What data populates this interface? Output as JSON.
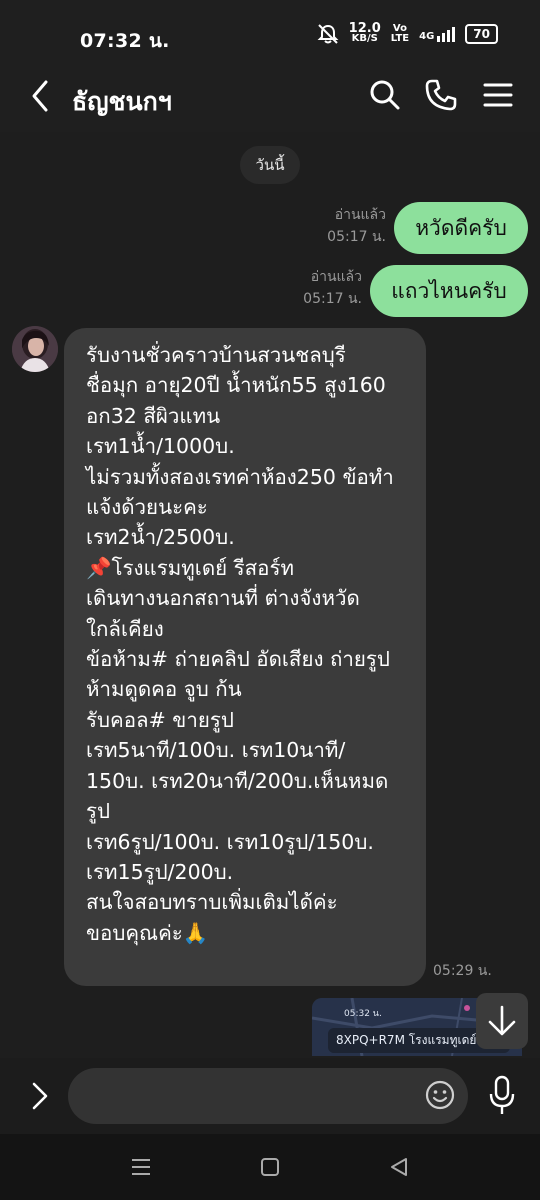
{
  "status_bar": {
    "time": "07:32 น.",
    "net_speed": "12.0",
    "net_unit": "KB/S",
    "volte_top": "Vo",
    "volte_bottom": "LTE",
    "network": "4G",
    "battery": "70",
    "icons": [
      "mute-icon",
      "signal-icon",
      "battery-icon"
    ]
  },
  "header": {
    "title": "ธัญชนกฯ",
    "icons": [
      "back-arrow-icon",
      "search-icon",
      "phone-icon",
      "menu-icon"
    ]
  },
  "chat": {
    "date_separator": "วันนี้",
    "sent_messages": [
      {
        "text": "หวัดดีครับ",
        "read_status": "อ่านแล้ว",
        "time": "05:17 น."
      },
      {
        "text": "แถวไหนครับ",
        "read_status": "อ่านแล้ว",
        "time": "05:17 น."
      }
    ],
    "received_message": {
      "lines": [
        "รับงานชั่วคราวบ้านสวนชลบุรี",
        "ชื่อมุก อายุ20ปี น้ำหนัก55 สูง160",
        "อก32 สีผิวแทน",
        "เรท1น้ำ/1000บ.",
        "ไม่รวมทั้งสองเรทค่าห้อง250 ข้อทำ",
        "แจ้งด้วยนะคะ",
        "เรท2น้ำ/2500บ.",
        "📌โรงแรมทูเดย์ รีสอร์ท",
        "เดินทางนอกสถานที่ ต่างจังหวัด",
        "ใกล้เคียง",
        "ข้อห้าม# ถ่ายคลิป อัดเสียง ถ่ายรูป",
        "ห้ามดูดคอ จูบ ก้น",
        "รับคอล# ขายรูป",
        "เรท5นาที/100บ. เรท10นาที/",
        "150บ. เรท20นาที/200บ.เห็นหมด",
        "รูป",
        "เรท6รูป/100บ. เรท10รูป/150บ.",
        "เรท15รูป/200บ.",
        "สนใจสอบทราบเพิ่มเติมได้ค่ะ",
        "ขอบคุณค่ะ🙏"
      ],
      "time": "05:29 น."
    },
    "image_message": {
      "inner_time": "05:32 น.",
      "caption": "8XPQ+R7M โรงแรมทูเดย์รีส..."
    }
  },
  "input": {
    "placeholder": ""
  },
  "colors": {
    "sent_bubble": "#8de09c",
    "received_bubble": "#3b3b3b",
    "background": "#1e1e1e"
  }
}
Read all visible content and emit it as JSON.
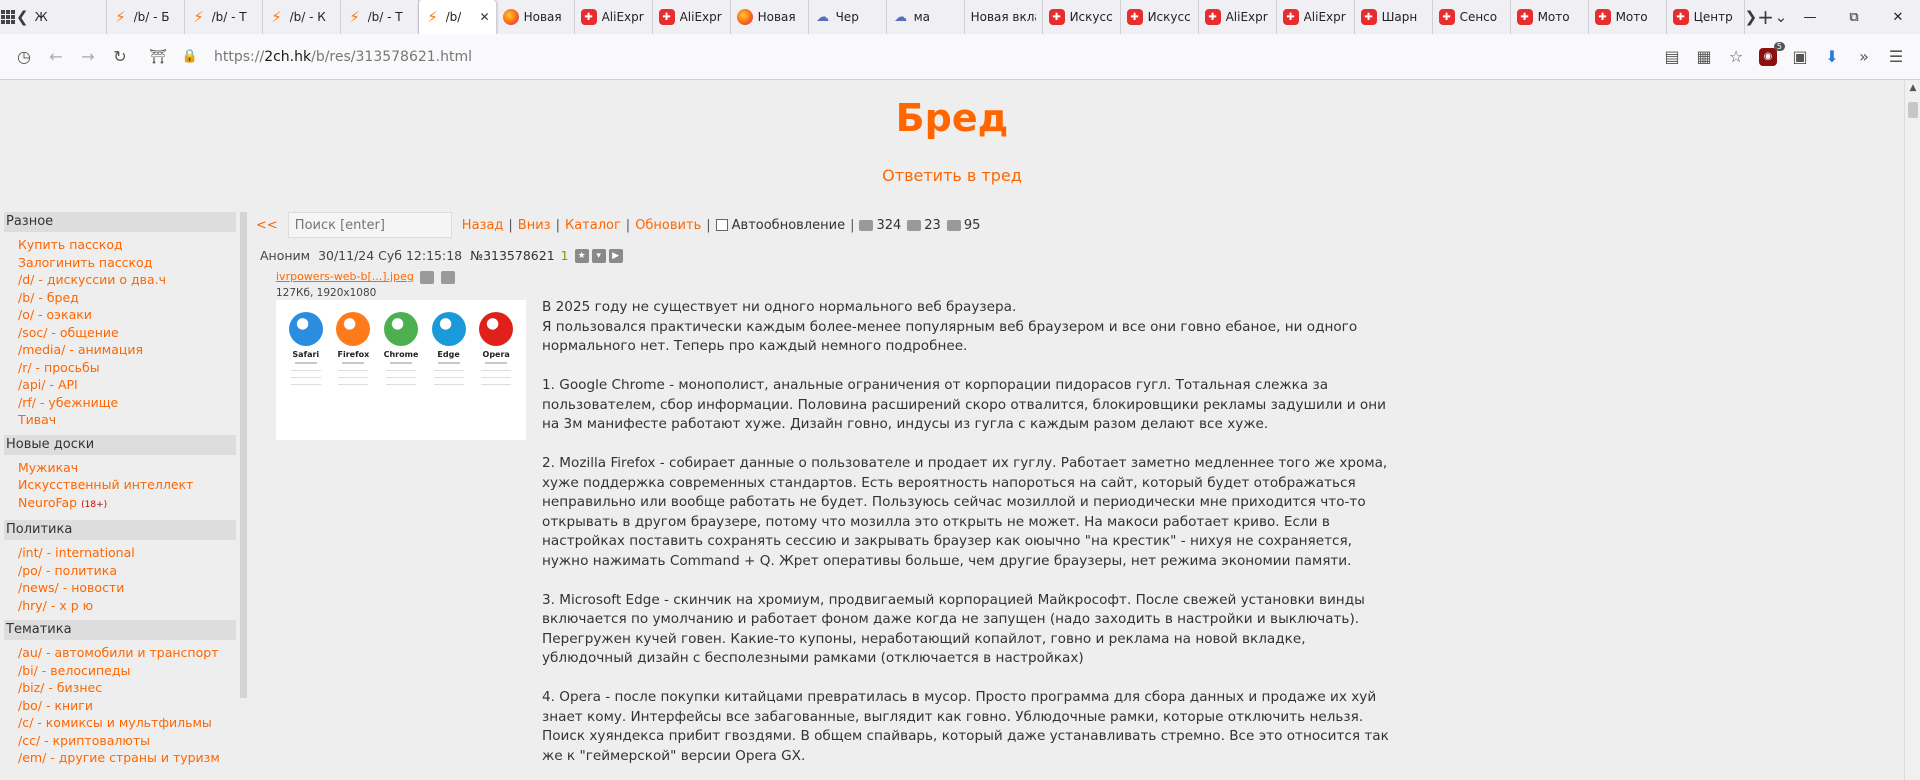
{
  "tabs": [
    {
      "label": "Ж",
      "icon": "letter-icon",
      "kind": "plain"
    },
    {
      "label": "/b/ - Б",
      "icon": "bolt-icon",
      "kind": "bolt"
    },
    {
      "label": "/b/ - Т",
      "icon": "bolt-icon",
      "kind": "bolt"
    },
    {
      "label": "/b/ - К",
      "icon": "bolt-icon",
      "kind": "bolt"
    },
    {
      "label": "/b/ - Т",
      "icon": "bolt-icon",
      "kind": "bolt"
    },
    {
      "label": "/b/",
      "icon": "bolt-icon",
      "kind": "bolt",
      "active": true
    },
    {
      "label": "Новая",
      "icon": "firefox-icon",
      "kind": "ff"
    },
    {
      "label": "AliExpr",
      "icon": "aliexpress-icon",
      "kind": "ali"
    },
    {
      "label": "AliExpr",
      "icon": "aliexpress-icon",
      "kind": "ali"
    },
    {
      "label": "Новая",
      "icon": "firefox-icon",
      "kind": "ff"
    },
    {
      "label": "Чер",
      "icon": "globe-icon",
      "kind": "gl"
    },
    {
      "label": "ма",
      "icon": "globe-icon",
      "kind": "gl"
    },
    {
      "label": "Новая вкла",
      "icon": "",
      "kind": "plain"
    },
    {
      "label": "Искусс",
      "icon": "aliexpress-icon",
      "kind": "ali"
    },
    {
      "label": "Искусс",
      "icon": "aliexpress-icon",
      "kind": "ali"
    },
    {
      "label": "AliExpr",
      "icon": "aliexpress-icon",
      "kind": "ali"
    },
    {
      "label": "AliExpr",
      "icon": "aliexpress-icon",
      "kind": "ali"
    },
    {
      "label": "Шарн",
      "icon": "aliexpress-icon",
      "kind": "ali"
    },
    {
      "label": "Сенсо",
      "icon": "aliexpress-icon",
      "kind": "ali"
    },
    {
      "label": "Мото",
      "icon": "aliexpress-icon",
      "kind": "ali"
    },
    {
      "label": "Мото",
      "icon": "aliexpress-icon",
      "kind": "ali"
    },
    {
      "label": "Центр",
      "icon": "aliexpress-icon",
      "kind": "ali"
    }
  ],
  "address": {
    "prefix": "https://",
    "host": "2ch.hk",
    "path": "/b/res/313578621.html"
  },
  "extension_badge": "5",
  "board_title": "Бред",
  "reply_link": "Ответить в тред",
  "menu": [
    {
      "title": "Разное",
      "items": [
        {
          "label": "Купить пасскод"
        },
        {
          "label": "Залогинить пасскод"
        },
        {
          "label": "/d/ - дискуссии о два.ч"
        },
        {
          "label": "/b/ - бред"
        },
        {
          "label": "/o/ - оэкаки"
        },
        {
          "label": "/soc/ - общение"
        },
        {
          "label": "/media/ - анимация"
        },
        {
          "label": "/r/ - просьбы"
        },
        {
          "label": "/api/ - API"
        },
        {
          "label": "/rf/ - убежнище"
        },
        {
          "label": "Тивач"
        }
      ]
    },
    {
      "title": "Новые доски",
      "items": [
        {
          "label": "Мужикач"
        },
        {
          "label": "Искусственный интеллект"
        },
        {
          "label": "NeuroFap",
          "tag": "(18+)"
        }
      ]
    },
    {
      "title": "Политика",
      "items": [
        {
          "label": "/int/ - international"
        },
        {
          "label": "/po/ - политика"
        },
        {
          "label": "/news/ - новости"
        },
        {
          "label": "/hry/ - х р ю"
        }
      ]
    },
    {
      "title": "Тематика",
      "items": [
        {
          "label": "/au/ - автомобили и транспорт"
        },
        {
          "label": "/bi/ - велосипеды"
        },
        {
          "label": "/biz/ - бизнес"
        },
        {
          "label": "/bo/ - книги"
        },
        {
          "label": "/c/ - комиксы и мультфильмы"
        },
        {
          "label": "/cc/ - криптовалюты"
        },
        {
          "label": "/em/ - другие страны и туризм"
        }
      ]
    }
  ],
  "toolbar": {
    "back_arrows": "<<",
    "search_placeholder": "Поиск [enter]",
    "back": "Назад",
    "down": "Вниз",
    "catalog": "Каталог",
    "refresh": "Обновить",
    "autoupdate": "Автообновление",
    "posts_count": "324",
    "images_count": "23",
    "users_count": "95"
  },
  "post": {
    "author": "Аноним",
    "datetime": "30/11/24 Суб 12:15:18",
    "number": "№313578621",
    "reply_count": "1",
    "file_name": "ivrpowers-web-b[...].jpeg",
    "file_meta": "127Кб, 1920x1080",
    "thumb_browsers": [
      {
        "name": "Safari",
        "icon": "safari-icon",
        "color": "#2b8de0"
      },
      {
        "name": "Firefox",
        "icon": "firefox-icon",
        "color": "#ff7a1a"
      },
      {
        "name": "Chrome",
        "icon": "chrome-icon",
        "color": "#4caf50"
      },
      {
        "name": "Edge",
        "icon": "edge-icon",
        "color": "#1a9ad8"
      },
      {
        "name": "Opera",
        "icon": "opera-icon",
        "color": "#e0201a"
      }
    ],
    "paragraphs": [
      "В 2025 году не существует ни одного нормального веб браузера.\nЯ пользовался практически каждым более-менее популярным веб браузером и все они говно ебаное, ни одного нормального нет. Теперь про каждый немного подробнее.",
      "1. Google Chrome - монополист, анальные ограничения от корпорации пидорасов гугл. Тотальная слежка за пользователем, сбор информации. Половина расширений скоро отвалится, блокировщики рекламы задушили и они на 3м манифесте работают хуже. Дизайн говно, индусы из гугла с каждым разом делают все хуже.",
      "2. Mozilla Firefox - собирает данные о пользователе и продает их гуглу. Работает заметно медленнее того же хрома, хуже поддержка современных стандартов. Есть вероятность напороться на сайт, который будет отображаться неправильно или вообще работать не будет. Пользуюсь сейчас мозиллой и периодически мне приходится что-то открывать в другом браузере, потому что мозилла это открыть не может. На макоси работает криво. Если в настройках поставить сохранять сессию и закрывать браузер как оюычно \"на крестик\" - нихуя не сохраняется, нужно нажимать Command + Q. Жрет оперативы больше, чем другие браузеры, нет режима экономии памяти.",
      "3. Microsoft Edge - скинчик на хромиум, продвигаемый корпорацией Майкрософт. После свежей установки винды включается по умолчанию и работает фоном даже когда не запущен (надо заходить в настройки и выключать). Перегружен кучей говен. Какие-то купоны, неработающий копайлот, говно и реклама на новой вкладке, ублюдочный дизайн с бесполезными рамками (отключается в настройках)",
      "4. Opera - после покупки китайцами превратилась в мусор. Просто программа для сбора данных и продаже их хуй знает кому. Интерфейсы все забагованные, выглядит как говно. Ублюдочные рамки, которые отключить нельзя. Поиск хуяндекса прибит гвоздями. В общем спайварь, который даже устанавливать стремно. Все это относится так же к \"геймерской\" версии Opera GX."
    ]
  }
}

+++++

List all lines holding the string "JSON".

- **Answer to the exercise**
What data populates this interface? Output as JSON.
Read all visible content and emit it as JSON.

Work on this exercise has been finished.